START RECORDS PROVIDED

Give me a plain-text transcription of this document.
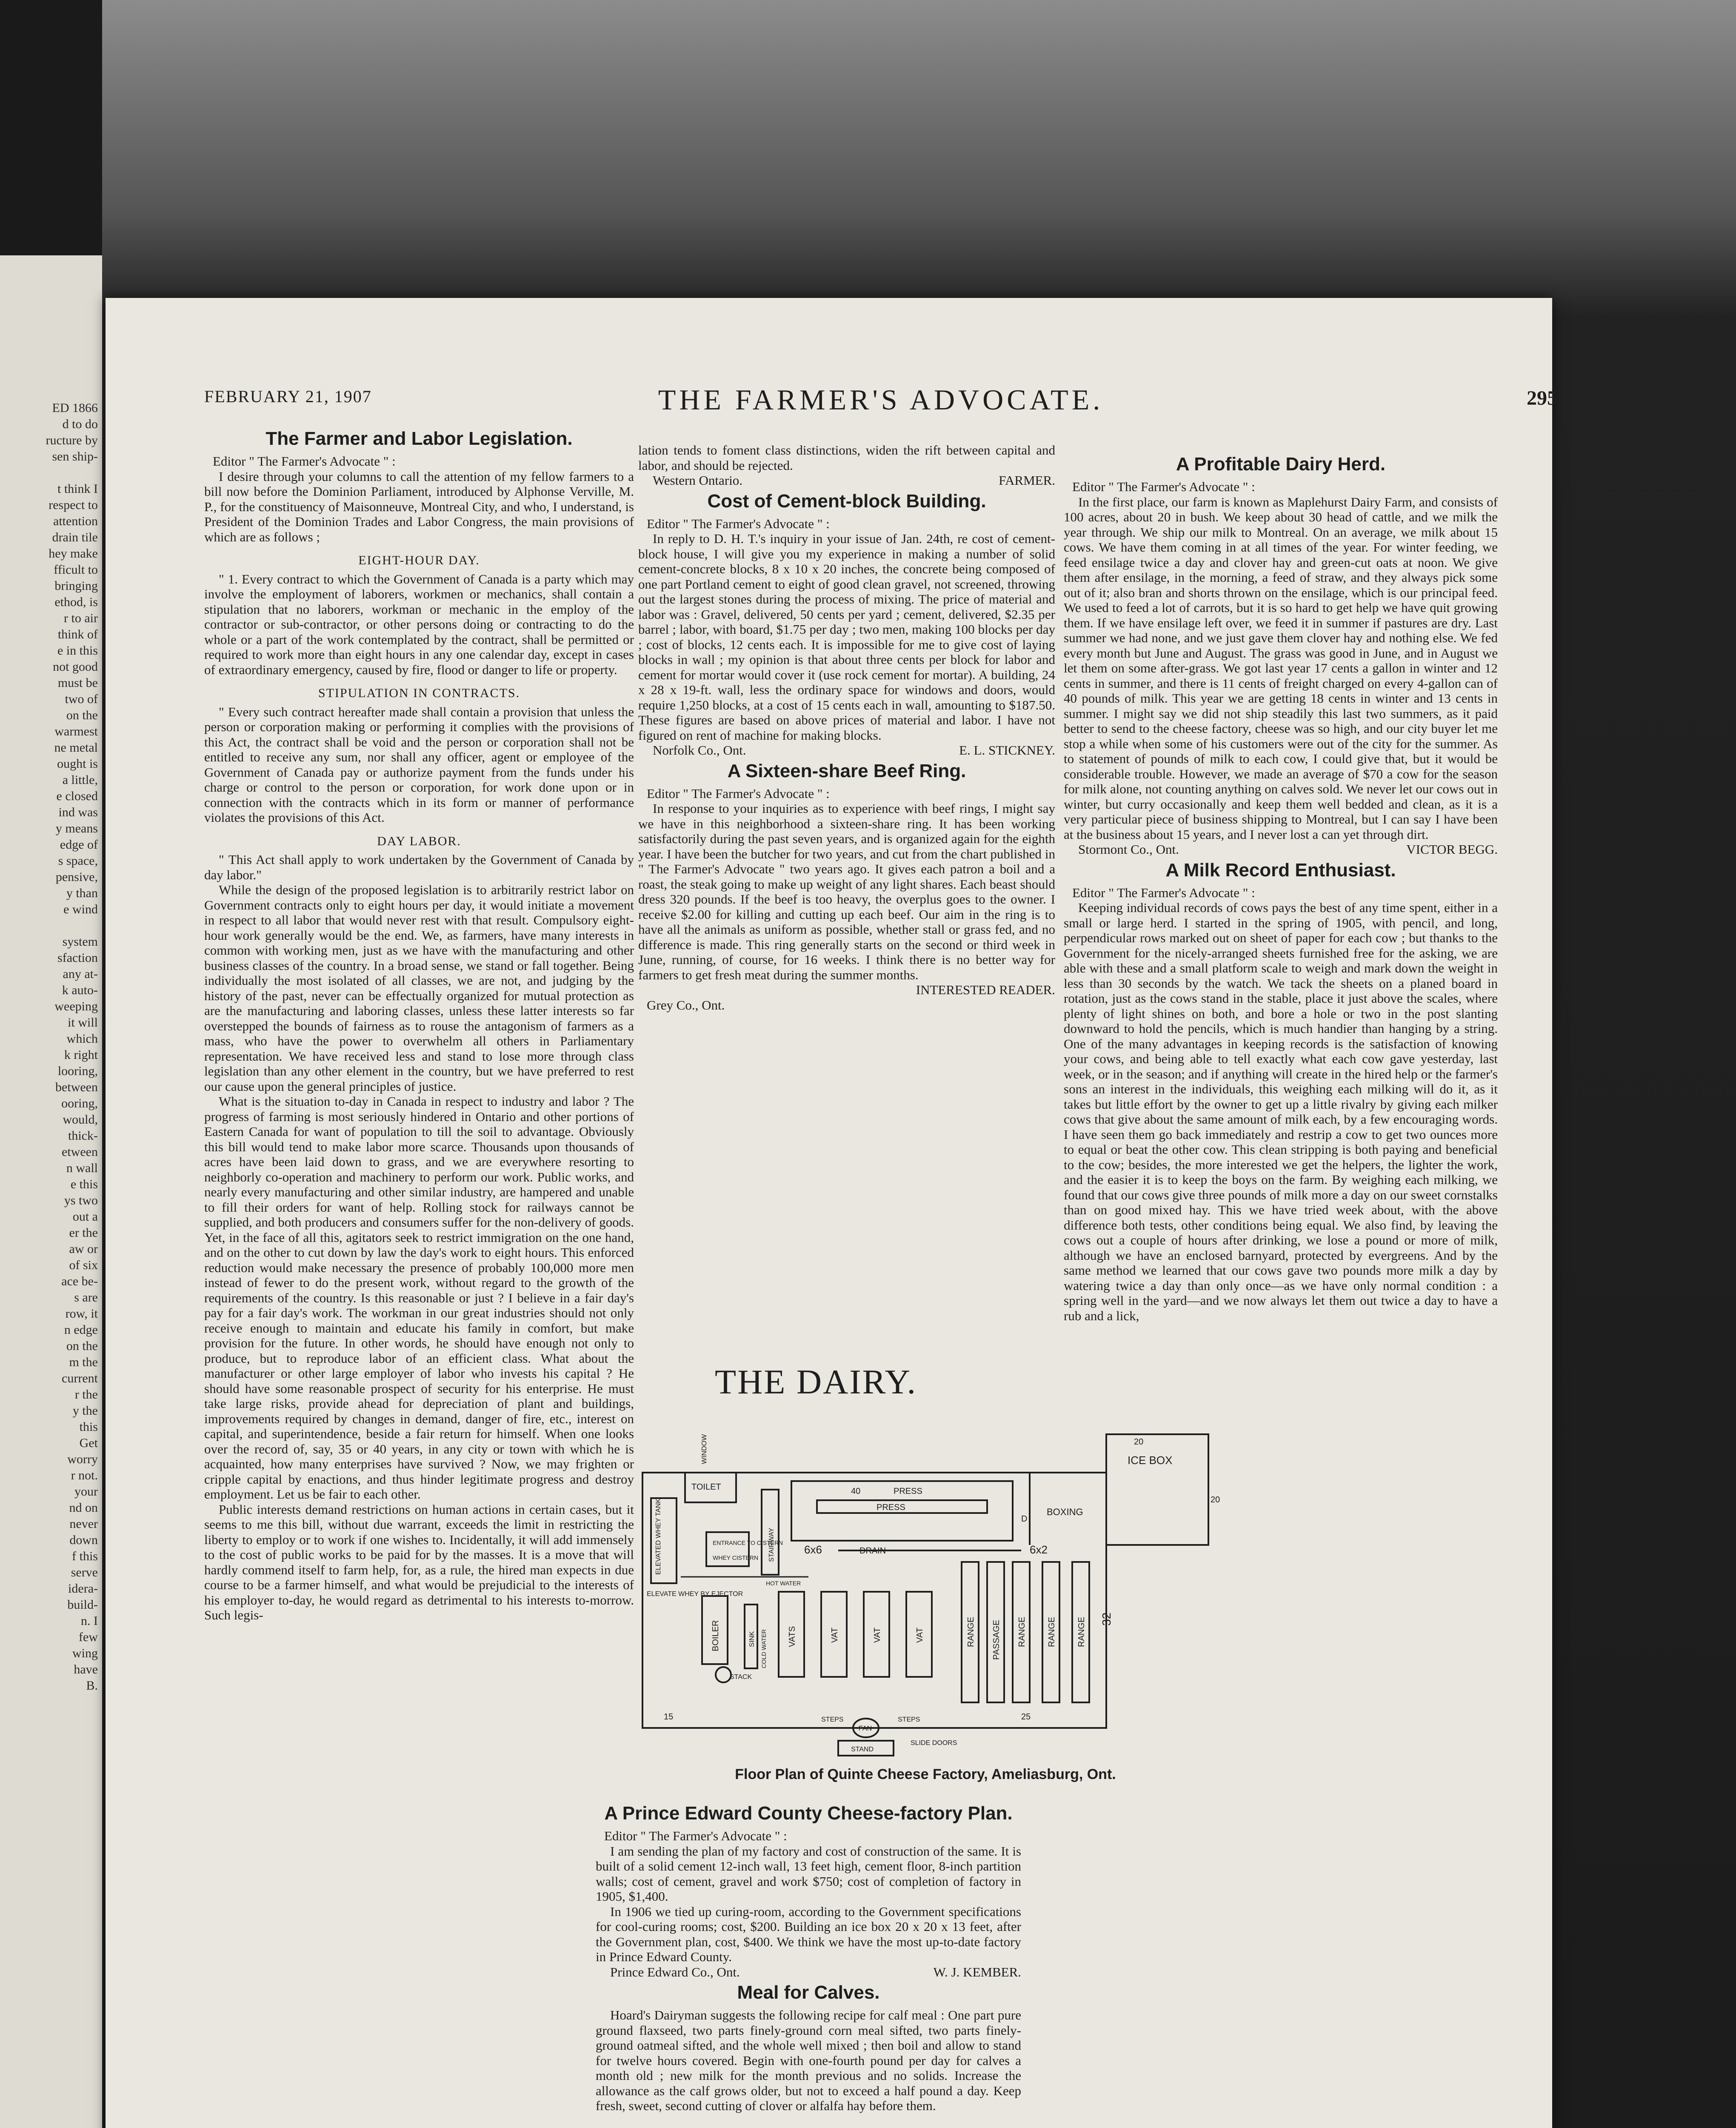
ED 1866
d to do
ructure by
sen ship-

t think I
respect to
attention
drain tile
hey make
fficult to
bringing
ethod, is
r to air
think of
e in this
not good
must be
two of
on the
warmest
ne metal
ought is
a little,
e closed
ind was
y means
edge of
s space,
pensive,
y than
e wind

system
sfaction
any at-
k auto-
weeping
it will
which
k right
looring,
between
ooring,
would,
thick-
etween
n wall
e this
ys two
out a
er the
aw or
of six
ace be-
s are
row, it
n edge
on the
m the
current
r the
y the
this
Get
worry
r not.
your
nd on
never
down
f this
serve
idera-
build-
n. I
few
wing
have
B.
FEBRUARY 21, 1907	THE FARMER'S ADVOCATE.	295
The Farmer and Labor Legislation.
Editor " The Farmer's Advocate " :

I desire through your columns to call the attention of my fellow farmers to a bill now before the Dominion Parliament, introduced by Alphonse Verville, M. P., for the constituency of Maisonneuve, Montreal City, and who, I understand, is President of the Dominion Trades and Labor Congress, the main provisions of which are as follows ;

EIGHT-HOUR DAY.

" 1. Every contract to which the Government of Canada is a party which may involve the employment of laborers, workmen or mechanics, shall contain a stipulation that no laborers, workman or mechanic in the employ of the contractor or sub-contractor, or other persons doing or contracting to do the whole or a part of the work contemplated by the contract, shall be permitted or required to work more than eight hours in any one calendar day, except in cases of extraordinary emergency, caused by fire, flood or danger to life or property.

STIPULATION IN CONTRACTS.

" Every such contract hereafter made shall contain a provision that unless the person or corporation making or performing it complies with the provisions of this Act, the contract shall be void and the person or corporation shall not be entitled to receive any sum, nor shall any officer, agent or employee of the Government of Canada pay or authorize payment from the funds under his charge or control to the person or corporation, for work done upon or in connection with the contracts which in its form or manner of performance violates the provisions of this Act.

DAY LABOR.

" This Act shall apply to work undertaken by the Government of Canada by day labor."

While the design of the proposed legislation is to arbitrarily restrict labor on Government contracts only to eight hours per day, it would initiate a movement in respect to all labor that would never rest with that result. Compulsory eight-hour work generally would be the end. We, as farmers, have many interests in common with working men, just as we have with the manufacturing and other business classes of the country. In a broad sense, we stand or fall together. Being individually the most isolated of all classes, we are not, and judging by the history of the past, never can be effectually organized for mutual protection as are the manufacturing and laboring classes, unless these latter interests so far overstepped the bounds of fairness as to rouse the antagonism of farmers as a mass, who have the power to overwhelm all others in Parliamentary representation. We have received less and stand to lose more through class legislation than any other element in the country, but we have preferred to rest our cause upon the general principles of justice.

What is the situation to-day in Canada in respect to industry and labor ? The progress of farming is most seriously hindered in Ontario and other portions of Eastern Canada for want of population to till the soil to advantage. Obviously this bill would tend to make labor more scarce. Thousands upon thousands of acres have been laid down to grass, and we are everywhere resorting to neighborly co-operation and machinery to perform our work. Public works, and nearly every manufacturing and other similar industry, are hampered and unable to fill their orders for want of help. Rolling stock for railways cannot be supplied, and both producers and consumers suffer for the non-delivery of goods. Yet, in the face of all this, agitators seek to restrict immigration on the one hand, and on the other to cut down by law the day's work to eight hours. This enforced reduction would make necessary the presence of probably 100,000 more men instead of fewer to do the present work, without regard to the growth of the requirements of the country. Is this reasonable or just ? I believe in a fair day's pay for a fair day's work. The workman in our great industries should not only receive enough to maintain and educate his family in comfort, but make provision for the future. In other words, he should have enough not only to produce, but to reproduce labor of an efficient class. What about the manufacturer or other large employer of labor who invests his capital ? He should have some reasonable prospect of security for his enterprise. He must take large risks, provide ahead for depreciation of plant and buildings, improvements required by changes in demand, danger of fire, etc., interest on capital, and superintendence, beside a fair return for himself. When one looks over the record of, say, 35 or 40 years, in any city or town with which he is acquainted, how many enterprises have survived ? Now, we may frighten or cripple capital by enactions, and thus hinder legitimate progress and destroy employment. Let us be fair to each other.

Public interests demand restrictions on human actions in certain cases, but it seems to me this bill, without due warrant, exceeds the limit in restricting the liberty to employ or to work if one wishes to. Incidentally, it will add immensely to the cost of public works to be paid for by the masses. It is a move that will hardly commend itself to farm help, for, as a rule, the hired man expects in due course to be a farmer himself, and what would be prejudicial to the interests of his employer to-day, he would regard as detrimental to his interests to-morrow. Such legis-

lation tends to foment class distinctions, widen the rift between capital and labor, and should be rejected.

Western Ontario.	FARMER.
Cost of Cement-block Building.
Editor " The Farmer's Advocate " :

In reply to D. H. T.'s inquiry in your issue of Jan. 24th, re cost of cement-block house, I will give you my experience in making a number of solid cement-concrete blocks, 8 x 10 x 20 inches, the concrete being composed of one part Portland cement to eight of good clean gravel, not screened, throwing out the largest stones during the process of mixing. The price of material and labor was : Gravel, delivered, 50 cents per yard ; cement, delivered, $2.35 per barrel ; labor, with board, $1.75 per day ; two men, making 100 blocks per day ; cost of blocks, 12 cents each. It is impossible for me to give cost of laying blocks in wall ; my opinion is that about three cents per block for labor and cement for mortar would cover it (use rock cement for mortar). A building, 24 x 28 x 19-ft. wall, less the ordinary space for windows and doors, would require 1,250 blocks, at a cost of 15 cents each in wall, amounting to $187.50. These figures are based on above prices of material and labor. I have not figured on rent of machine for making blocks.

Norfolk Co., Ont.	E. L. STICKNEY.
A Sixteen-share Beef Ring.
Editor " The Farmer's Advocate " :

In response to your inquiries as to experience with beef rings, I might say we have in this neighborhood a sixteen-share ring. It has been working satisfactorily during the past seven years, and is organized again for the eighth year. I have been the butcher for two years, and cut from the chart published in " The Farmer's Advocate " two years ago. It gives each patron a boil and a roast, the steak going to make up weight of any light shares. Each beast should dress 320 pounds. If the beef is too heavy, the overplus goes to the owner. I receive $2.00 for killing and cutting up each beef. Our aim in the ring is to have all the animals as uniform as possible, whether stall or grass fed, and no difference is made. This ring generally starts on the second or third week in June, running, of course, for 16 weeks. I think there is no better way for farmers to get fresh meat during the summer months.

INTERESTED READER.
Grey Co., Ont.
THE DAIRY.
ICE BOX
20
20
TOILET
WINDOW
ELEVATED WHEY TANK
ELEVATE WHEY BY EJECTOR
ENTRANCE TO CISTERN
WHEY CISTERN STAIRWAY
40	PRESS
PRESS
6x6	DRAIN	6x2
D
BOXING
HOT WATER
BOILER
STACK
SINK COLD WATER VATS	VAT	VAT	VAT	RANGE PASSAGE RANGE RANGE RANGE 32
15	25
STEPS	STEPS
FAN
STAND
SLIDE DOORS
Floor Plan of Quinte Cheese Factory, Ameliasburg, Ont.
A Profitable Dairy Herd.
Editor " The Farmer's Advocate " :

In the first place, our farm is known as Maplehurst Dairy Farm, and consists of 100 acres, about 20 in bush. We keep about 30 head of cattle, and we milk the year through. We ship our milk to Montreal. On an average, we milk about 15 cows. We have them coming in at all times of the year. For winter feeding, we feed ensilage twice a day and clover hay and green-cut oats at noon. We give them after ensilage, in the morning, a feed of straw, and they always pick some out of it; also bran and shorts thrown on the ensilage, which is our principal feed. We used to feed a lot of carrots, but it is so hard to get help we have quit growing them. If we have ensilage left over, we feed it in summer if pastures are dry. Last summer we had none, and we just gave them clover hay and nothing else. We fed every month but June and August. The grass was good in June, and in August we let them on some after-grass. We got last year 17 cents a gallon in winter and 12 cents in summer, and there is 11 cents of freight charged on every 4-gallon can of 40 pounds of milk. This year we are getting 18 cents in winter and 13 cents in summer. I might say we did not ship steadily this last two summers, as it paid better to send to the cheese factory, cheese was so high, and our city buyer let me stop a while when some of his customers were out of the city for the summer. As to statement of pounds of milk to each cow, I could give that, but it would be considerable trouble. However, we made an average of $70 a cow for the season for milk alone, not counting anything on calves sold. We never let our cows out in winter, but curry occasionally and keep them well bedded and clean, as it is a very particular piece of business shipping to Montreal, but I can say I have been at the business about 15 years, and I never lost a can yet through dirt.

Stormont Co., Ont.	VICTOR BEGG.
A Milk Record Enthusiast.
Editor " The Farmer's Advocate " :

Keeping individual records of cows pays the best of any time spent, either in a small or large herd. I started in the spring of 1905, with pencil, and long, perpendicular rows marked out on sheet of paper for each cow ; but thanks to the Government for the nicely-arranged sheets furnished free for the asking, we are able with these and a small platform scale to weigh and mark down the weight in less than 30 seconds by the watch. We tack the sheets on a planed board in rotation, just as the cows stand in the stable, place it just above the scales, where plenty of light shines on both, and bore a hole or two in the post slanting downward to hold the pencils, which is much handier than hanging by a string. One of the many advantages in keeping records is the satisfaction of knowing your cows, and being able to tell exactly what each cow gave yesterday, last week, or in the season; and if anything will create in the hired help or the farmer's sons an interest in the individuals, this weighing each milking will do it, as it takes but little effort by the owner to get up a little rivalry by giving each milker cows that give about the same amount of milk each, by a few encouraging words. I have seen them go back immediately and restrip a cow to get two ounces more to equal or beat the other cow. This clean stripping is both paying and beneficial to the cow; besides, the more interested we get the helpers, the lighter the work, and the easier it is to keep the boys on the farm. By weighing each milking, we found that our cows give three pounds of milk more a day on our sweet cornstalks than on good mixed hay. This we have tried week about, with the above difference both tests, other conditions being equal. We also find, by leaving the cows out a couple of hours after drinking, we lose a pound or more of milk, although we have an enclosed barnyard, protected by evergreens. And by the same method we learned that our cows gave two pounds more milk a day by watering twice a day than only once—as we have only normal condition : a spring well in the yard—and we now always let them out twice a day to have a rub and a lick,

A Prince Edward County Cheese-factory Plan.
Editor " The Farmer's Advocate " :

I am sending the plan of my factory and cost of construction of the same. It is built of a solid cement 12-inch wall, 13 feet high, cement floor, 8-inch partition walls; cost of cement, gravel and work $750; cost of completion of factory in 1905, $1,400.

In 1906 we tied up curing-room, according to the Government specifications for cool-curing rooms; cost, $200. Building an ice box 20 x 20 x 13 feet, after the Government plan, cost, $400. We think we have the most up-to-date factory in Prince Edward County.

Prince Edward Co., Ont.	W. J. KEMBER.
Meal for Calves.

Hoard's Dairyman suggests the following recipe for calf meal : One part pure ground flaxseed, two parts finely-ground corn meal sifted, two parts finely-ground oatmeal sifted, and the whole well mixed ; then boil and allow to stand for twelve hours covered. Begin with one-fourth pound per day for calves a month old ; new milk for the month previous and no solids. Increase the allowance as the calf grows older, but not to exceed a half pound a day. Keep fresh, sweet, second cutting of clover or alfalfa hay before them.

END RECORDS PROVIDED

§ WHAT YOU SHOULD DO
Identify each line in the records above containing the word "WHEY"; copy those lines.

§ RESULT OF THE TASK
ELEVATED WHEY TANK
ELEVATE WHEY BY EJECTOR
WHEY CISTERN STAIRWAY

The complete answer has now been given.